Exercise task: Repeat the records below exactly.

Records:
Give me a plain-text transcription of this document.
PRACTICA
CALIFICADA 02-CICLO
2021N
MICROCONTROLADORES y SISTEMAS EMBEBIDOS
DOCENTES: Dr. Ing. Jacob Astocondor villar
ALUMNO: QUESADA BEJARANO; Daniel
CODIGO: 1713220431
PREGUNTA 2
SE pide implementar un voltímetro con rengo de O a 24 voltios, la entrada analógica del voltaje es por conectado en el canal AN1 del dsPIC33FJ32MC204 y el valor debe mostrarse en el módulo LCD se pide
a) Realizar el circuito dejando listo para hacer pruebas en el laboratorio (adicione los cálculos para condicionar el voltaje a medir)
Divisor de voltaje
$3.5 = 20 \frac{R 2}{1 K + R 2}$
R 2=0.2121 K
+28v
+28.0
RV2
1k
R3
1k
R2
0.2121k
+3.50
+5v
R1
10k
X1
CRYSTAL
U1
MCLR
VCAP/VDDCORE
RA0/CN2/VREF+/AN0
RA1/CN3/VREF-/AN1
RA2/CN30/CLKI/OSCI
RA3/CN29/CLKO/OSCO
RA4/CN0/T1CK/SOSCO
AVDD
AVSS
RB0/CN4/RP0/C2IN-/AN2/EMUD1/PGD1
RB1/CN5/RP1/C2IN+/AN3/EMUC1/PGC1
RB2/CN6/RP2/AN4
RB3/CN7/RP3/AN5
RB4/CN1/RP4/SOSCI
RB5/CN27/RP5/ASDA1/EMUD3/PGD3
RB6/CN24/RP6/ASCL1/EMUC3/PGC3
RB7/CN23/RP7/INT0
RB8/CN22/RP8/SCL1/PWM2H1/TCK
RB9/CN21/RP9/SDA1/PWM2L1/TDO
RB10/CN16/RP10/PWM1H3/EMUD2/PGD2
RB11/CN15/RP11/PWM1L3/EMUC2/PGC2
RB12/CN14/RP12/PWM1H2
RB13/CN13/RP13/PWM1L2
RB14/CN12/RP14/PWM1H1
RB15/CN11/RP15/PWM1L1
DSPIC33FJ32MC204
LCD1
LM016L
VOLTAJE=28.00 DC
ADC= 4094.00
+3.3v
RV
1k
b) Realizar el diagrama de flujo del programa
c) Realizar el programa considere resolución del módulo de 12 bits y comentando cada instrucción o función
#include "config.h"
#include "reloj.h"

Task output:
Give me a plain-text transcription of this document.
PRACTICA
CALIFICADA 02-CICLO
2021N
MICROCONTROLADORES y SISTEMAS EMBEBIDOS
DOCENTES: Dr. Ing. Jacob Astocondor villar
ALUMNO: QUESADA BEJARANO; Daniel
CODIGO: 1713220431
PREGUNTA 2
SE pide implementar un voltímetro con rengo de O a 24 voltios, la entrada analógica del voltaje es por conectado en el canal AN1 del dsPIC33FJ32MC204 y el valor debe mostrarse en el módulo LCD se pide
a) Realizar el circuito dejando listo para hacer pruebas en el laboratorio (adicione los cálculos para condicionar el voltaje a medir)
Divisor de voltaje
$3.5 = 20 \frac{R 2}{1 K + R 2}$
R 2=0.2121 K
+28v
+28.0
RV2
1k
R3
1k
R2
0.2121k
+3.50
+5v
R1
10k
X1
CRYSTAL
U1
MCLR
VCAP/VDDCORE
RA0/CN2/VREF+/AN0
RA1/CN3/VREF-/AN1
RA2/CN30/CLKI/OSCI
RA3/CN29/CLKO/OSCO
RA4/CN0/T1CK/SOSCO
AVDD
AVSS
RB0/CN4/RP0/C2IN-/AN2/EMUD1/PGD1
RB1/CN5/RP1/C2IN+/AN3/EMUC1/PGC1
RB2/CN6/RP2/AN4
RB3/CN7/RP3/AN5
RB4/CN1/RP4/SOSCI
RB5/CN27/RP5/ASDA1/EMUD3/PGD3
RB6/CN24/RP6/ASCL1/EMUC3/PGC3
RB7/CN23/RP7/INT0
RB8/CN22/RP8/SCL1/PWM2H1/TCK
RB9/CN21/RP9/SDA1/PWM2L1/TDO
RB10/CN16/RP10/PWM1H3/EMUD2/PGD2
RB11/CN15/RP11/PWM1L3/EMUC2/PGC2
RB12/CN14/RP12/PWM1H2
RB13/CN13/RP13/PWM1L2
RB14/CN12/RP14/PWM1H1
RB15/CN11/RP15/PWM1L1
DSPIC33FJ32MC204
LCD1
LM016L
VOLTAJE=28.00 DC
ADC= 4094.00
+3.3v
RV
1k
b) Realizar el diagrama de flujo del programa
c) Realizar el programa considere resolución del módulo de 12 bits y comentando cada instrucción o función
#include "config.h"
#include "reloj.h"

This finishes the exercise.